[Task brief]:
Lines in the records below that contain the word "infections" must each be copied.

[Extracted material]:
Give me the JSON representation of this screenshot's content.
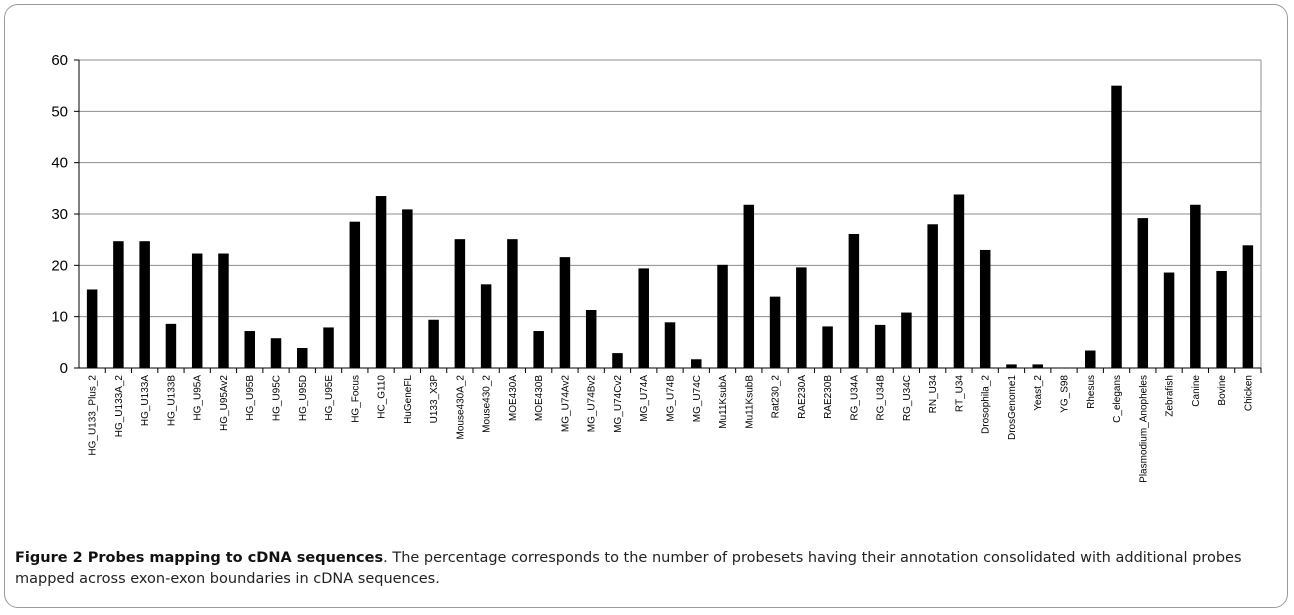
{
  "chart_data": {
    "type": "bar",
    "title": "",
    "xlabel": "",
    "ylabel": "",
    "ylim": [
      0,
      60
    ],
    "yticks": [
      0,
      10,
      20,
      30,
      40,
      50,
      60
    ],
    "grid": "horizontal",
    "bar_color": "#000000",
    "categories": [
      "HG_U133_Plus_2",
      "HG_U133A_2",
      "HG_U133A",
      "HG_U133B",
      "HG_U95A",
      "HG_U95Av2",
      "HG_U95B",
      "HG_U95C",
      "HG_U95D",
      "HG_U95E",
      "HG_Focus",
      "HC_G110",
      "HuGeneFL",
      "U133_X3P",
      "Mouse430A_2",
      "Mouse430_2",
      "MOE430A",
      "MOE430B",
      "MG_U74Av2",
      "MG_U74Bv2",
      "MG_U74Cv2",
      "MG_U74A",
      "MG_U74B",
      "MG_U74C",
      "Mu11KsubA",
      "Mu11KsubB",
      "Rat230_2",
      "RAE230A",
      "RAE230B",
      "RG_U34A",
      "RG_U34B",
      "RG_U34C",
      "RN_U34",
      "RT_U34",
      "Drosophila_2",
      "DrosGenome1",
      "Yeast_2",
      "YG_S98",
      "Rhesus",
      "C_elegans",
      "Plasmodium_Anopheles",
      "Zebrafish",
      "Canine",
      "Bovine",
      "Chicken"
    ],
    "values": [
      15.3,
      24.7,
      24.7,
      8.6,
      22.3,
      22.3,
      7.2,
      5.8,
      3.9,
      7.9,
      28.5,
      33.5,
      30.9,
      9.4,
      25.1,
      16.3,
      25.1,
      7.2,
      21.6,
      11.3,
      2.9,
      19.4,
      8.9,
      1.7,
      20.1,
      31.8,
      13.9,
      19.6,
      8.1,
      26.1,
      8.4,
      10.8,
      28.0,
      33.8,
      23.0,
      0.7,
      0.7,
      0.0,
      3.4,
      55.0,
      29.2,
      18.6,
      31.8,
      18.9,
      23.9
    ]
  },
  "caption": {
    "label": "Figure 2 Probes mapping to cDNA sequences",
    "text": ". The percentage corresponds to the number of probesets having their annotation consolidated with additional probes mapped across exon-exon boundaries in cDNA sequences."
  }
}
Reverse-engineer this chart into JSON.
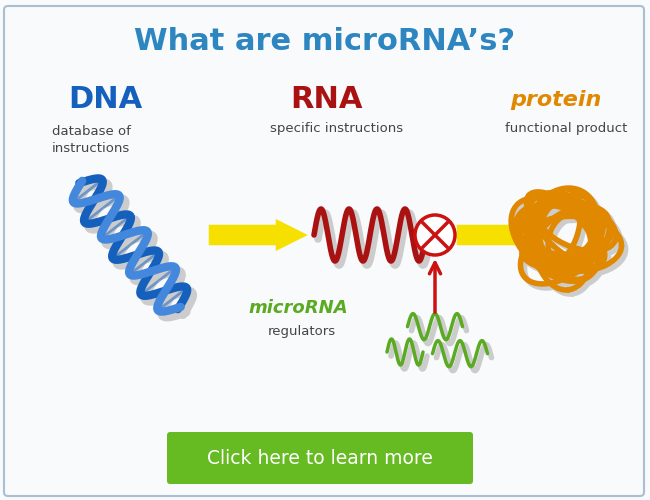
{
  "title": "What are microRNA’s?",
  "title_color": "#2e86c1",
  "title_fontsize": 22,
  "bg_color": "#f8fafc",
  "border_color": "#aabfd0",
  "dna_label": "DNA",
  "dna_sublabel": "database of\ninstructions",
  "dna_color": "#1560bd",
  "dna_color2": "#4488dd",
  "rna_label": "RNA",
  "rna_sublabel": "specific instructions",
  "rna_color": "#aa1111",
  "protein_label": "protein",
  "protein_sublabel": "functional product",
  "protein_color": "#e08800",
  "mirna_label": "microRNA",
  "mirna_sublabel": "regulators",
  "mirna_color": "#5aaa22",
  "arrow_color": "#f5e000",
  "arrow_edge_color": "#b8a800",
  "inhibit_color": "#cc1111",
  "button_color": "#66bb22",
  "button_text": "Click here to learn more",
  "button_text_color": "#ffffff",
  "shadow_color": "#cccccc"
}
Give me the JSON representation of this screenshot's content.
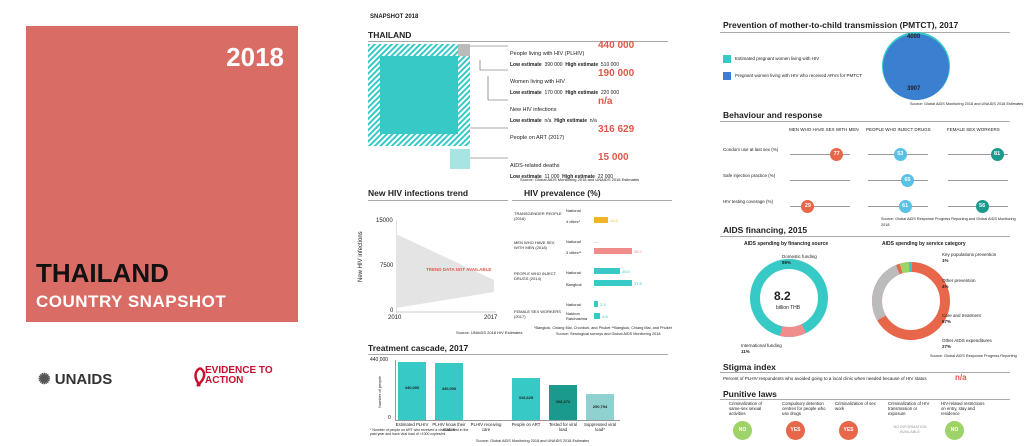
{
  "cover": {
    "year": "2018",
    "country": "THAILAND",
    "subtitle": "COUNTRY SNAPSHOT"
  },
  "logos": {
    "unaids": "UNAIDS",
    "evidence": "EVIDENCE TO ACTION"
  },
  "snapshot": {
    "kicker": "SNAPSHOT 2018",
    "title": "THAILAND",
    "rows": [
      {
        "label": "People living with HIV (PLHIV)",
        "value": "440 000",
        "low_label": "Low estimate",
        "low": "390 000",
        "high_label": "High estimate",
        "high": "510 000"
      },
      {
        "label": "Women living with HIV",
        "value": "190 000",
        "low_label": "Low estimate",
        "low": "170 000",
        "high_label": "High estimate",
        "high": "220 000"
      },
      {
        "label": "New HIV infections",
        "value": "n/a",
        "low_label": "Low estimate",
        "low": "n/a",
        "high_label": "High estimate",
        "high": "n/a"
      },
      {
        "label": "People on ART (2017)",
        "value": "316 629"
      },
      {
        "label": "AIDS-related  deaths",
        "value": "15 000",
        "low_label": "Low estimate",
        "low": "11 000",
        "high_label": "High estimate",
        "high": "22 000"
      }
    ],
    "source": "Source: Global AIDS Monitoring 2018 and UNAIDS 2018 Estimates"
  },
  "trend": {
    "title": "New HIV infections trend",
    "ylabel": "New HIV infections",
    "yticks": [
      "15000",
      "7500",
      "0"
    ],
    "xticks": [
      "2010",
      "2017"
    ],
    "overlay": "TREND DATA NOT AVAILABLE",
    "source": "Source: UNAIDS 2018 HIV Estimates"
  },
  "prevalence": {
    "title": "HIV prevalence (%)",
    "groups": [
      {
        "name": "TRANSGENDER PEOPLE (2016)",
        "rows": [
          {
            "label": "National",
            "value": ""
          },
          {
            "label": "4 cities*",
            "value": "12.6"
          }
        ]
      },
      {
        "name": "MEN WHO HAVE SEX WITH MEN (2018)",
        "rows": [
          {
            "label": "National",
            "value": "...."
          },
          {
            "label": "3 cities**",
            "value": "35.2"
          }
        ]
      },
      {
        "name": "PEOPLE WHO INJECT DRUGS (2014)",
        "rows": [
          {
            "label": "National",
            "value": "25.0"
          },
          {
            "label": "Bangkok",
            "value": "37.6"
          }
        ]
      },
      {
        "name": "FEMALE SEX WORKERS (2017)",
        "rows": [
          {
            "label": "National",
            "value": "2.3"
          },
          {
            "label": "Nakhon Ratchasima",
            "value": "4.8"
          }
        ]
      }
    ],
    "footnote": "*Bangkok, Chiang Mai, Chonburi, and Phuket  **Bangkok, Chiang Mai, and Phuket",
    "source": "Source: Serological surveys and Global AIDS Monitoring 2018"
  },
  "cascade": {
    "title": "Treatment cascade, 2017",
    "ylabel": "Number of people",
    "ymax": "440,000",
    "ymin": "0",
    "bars": [
      {
        "label": "Estimated PLHIV",
        "value": "440,000"
      },
      {
        "label": "PLHIV know their status",
        "value": "430,000"
      },
      {
        "label": "PLHIV receiving care",
        "value": ""
      },
      {
        "label": "People on ART",
        "value": "316,629"
      },
      {
        "label": "Tested for viral load",
        "value": "266,272"
      },
      {
        "label": "Suppressed viral load*",
        "value": "200,794"
      }
    ],
    "footnote": "* Number of people on ART who received a viral load test in the past year and have viral load of <1000 copies/ml",
    "source": "Source: Global AIDS Monitoring 2018 and UNAIDS 2018 Estimates"
  },
  "pmtct": {
    "title": "Prevention of mother-to-child transmission (PMTCT), 2017",
    "legend": [
      "Estimated pregnant women living with HIV",
      "Pregnant women living with HIV who received ARVs for PMTCT"
    ],
    "top_value": "4000",
    "bottom_value": "3907",
    "source": "Source: Global AIDS Monitoring 2018 and UNAIDS 2018 Estimates"
  },
  "behaviour": {
    "title": "Behaviour and response",
    "columns": [
      "MEN WHO HAVE SEX WITH MEN",
      "PEOPLE WHO INJECT DRUGS",
      "FEMALE SEX WORKERS"
    ],
    "rows": [
      {
        "label": "Condom use at last sex (%)",
        "values": [
          "77",
          "53",
          "81"
        ]
      },
      {
        "label": "Safe injection practice (%)",
        "values": [
          "",
          "65",
          ""
        ]
      },
      {
        "label": "HIV testing coverage (%)",
        "values": [
          "29",
          "61",
          "56"
        ]
      }
    ],
    "source": "Source: Global AIDS Response Progress Reporting and Global AIDS Monitoring 2018"
  },
  "financing": {
    "title": "AIDS financing, 2015",
    "left_title": "AIDS spending by financing source",
    "right_title": "AIDS spending by service category",
    "center_value": "8.2",
    "center_unit": "billion THB",
    "left_labels": [
      {
        "name": "Domestic funding",
        "pct": "89%"
      },
      {
        "name": "International funding",
        "pct": "11%"
      }
    ],
    "right_labels": [
      {
        "name": "Key populations prevention",
        "pct": "1%"
      },
      {
        "name": "Other prevention",
        "pct": "4%"
      },
      {
        "name": "Care and treatment",
        "pct": "67%"
      },
      {
        "name": "Other AIDS expenditures",
        "pct": "27%"
      }
    ],
    "source": "Source: Global AIDS Response Progress Reporting"
  },
  "stigma": {
    "title": "Stigma index",
    "text": "Percent of PLHIV respondents who avoided going to a local clinic when needed because of HIV status",
    "value": "n/a"
  },
  "punitive": {
    "title": "Punitive laws",
    "items": [
      {
        "label": "Criminalization of same-sex sexual activities",
        "answer": "NO"
      },
      {
        "label": "Compulsory detention centres for people who use drugs",
        "answer": "YES"
      },
      {
        "label": "Criminalization of sex work",
        "answer": "YES"
      },
      {
        "label": "Criminalization of HIV transmission or exposure",
        "answer": "NO INFORMATION AVAILABLE"
      },
      {
        "label": "HIV-related restrictions on entry, stay and residence",
        "answer": "NO"
      }
    ]
  },
  "colors": {
    "cover": "#d96c64",
    "teal": "#36c9c6",
    "red": "#e0574a",
    "orange": "#e8664a",
    "yellow": "#f0b428",
    "salmon": "#f08c8c",
    "blue": "#3a7fd0",
    "darkteal": "#1a9a8c",
    "grey": "#bbbbbb"
  }
}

[Written solution]:
        "label": "New HIV infections",
    "title": "New HIV infections trend",
    "ylabel": "New HIV infections",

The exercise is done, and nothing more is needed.